- [Record list]

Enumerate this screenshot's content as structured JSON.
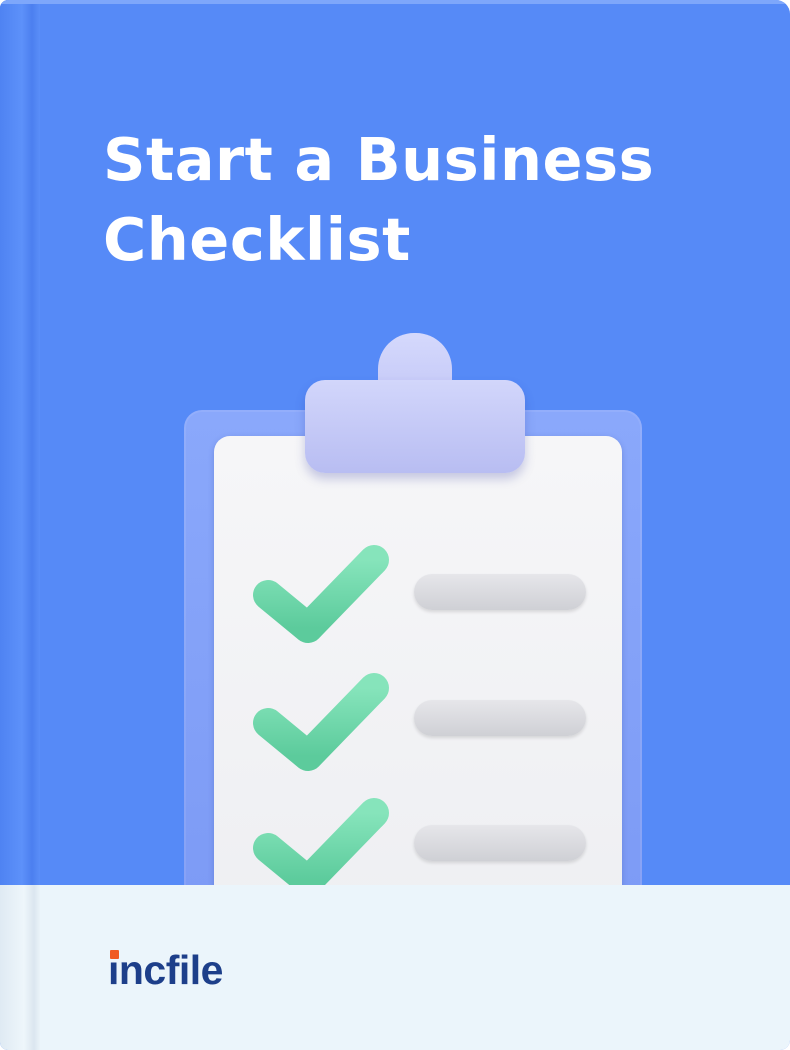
{
  "cover": {
    "title_line1": "Start a Business",
    "title_line2": "Checklist",
    "brand": "incfile",
    "background_color": "#568af7",
    "footer_color": "#ebf5fb",
    "brand_color": "#1d3f8a",
    "brand_accent_color": "#f05a22",
    "illustration": {
      "name": "clipboard-checklist-icon",
      "items_checked": 3,
      "check_color": "#6fd8a9"
    }
  }
}
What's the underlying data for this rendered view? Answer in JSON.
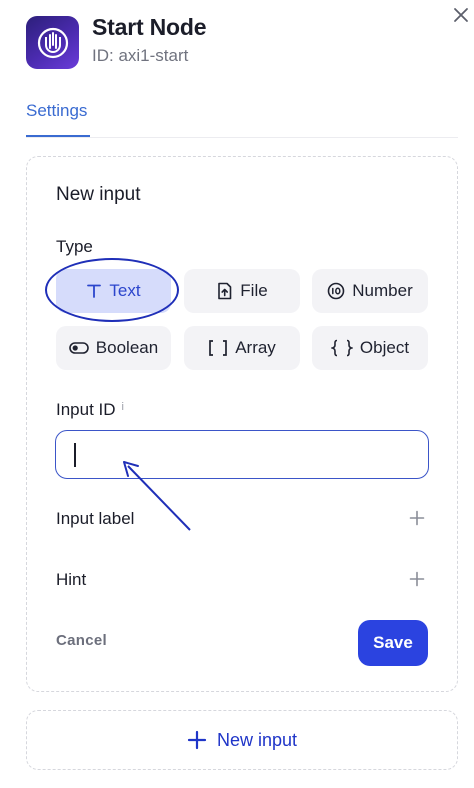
{
  "header": {
    "title": "Start Node",
    "id_text": "ID: axi1-start",
    "icon": "start-node-logo"
  },
  "tabs": [
    {
      "label": "Settings",
      "active": true
    }
  ],
  "form": {
    "heading": "New input",
    "type_label": "Type",
    "types": [
      {
        "label": "Text",
        "icon": "text-type-icon",
        "selected": true
      },
      {
        "label": "File",
        "icon": "file-upload-icon",
        "selected": false
      },
      {
        "label": "Number",
        "icon": "number-icon",
        "selected": false
      },
      {
        "label": "Boolean",
        "icon": "toggle-icon",
        "selected": false
      },
      {
        "label": "Array",
        "icon": "brackets-icon",
        "selected": false
      },
      {
        "label": "Object",
        "icon": "braces-icon",
        "selected": false
      }
    ],
    "input_id_label": "Input ID",
    "input_id_info": "i",
    "input_id_value": "",
    "input_label": "Input label",
    "hint_label": "Hint",
    "cancel_label": "Cancel",
    "save_label": "Save"
  },
  "new_input_label": "New input",
  "colors": {
    "accent": "#2b43e0",
    "tab_active": "#3a6bd1",
    "chip_selected_bg": "#d6dcfb",
    "annotation": "#1f2fb8"
  }
}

- [Stated goal] Copy every line of the material in which the word "icon" occurs.

- [Solution to the exercise]
      "name": "clipboard-checklist-icon",
    "icon": "start-node-logo"
        "icon": "text-type-icon",
        "icon": "file-upload-icon",
        "icon": "number-icon",
        "icon": "toggle-icon",
        "icon": "brackets-icon",
        "icon": "braces-icon",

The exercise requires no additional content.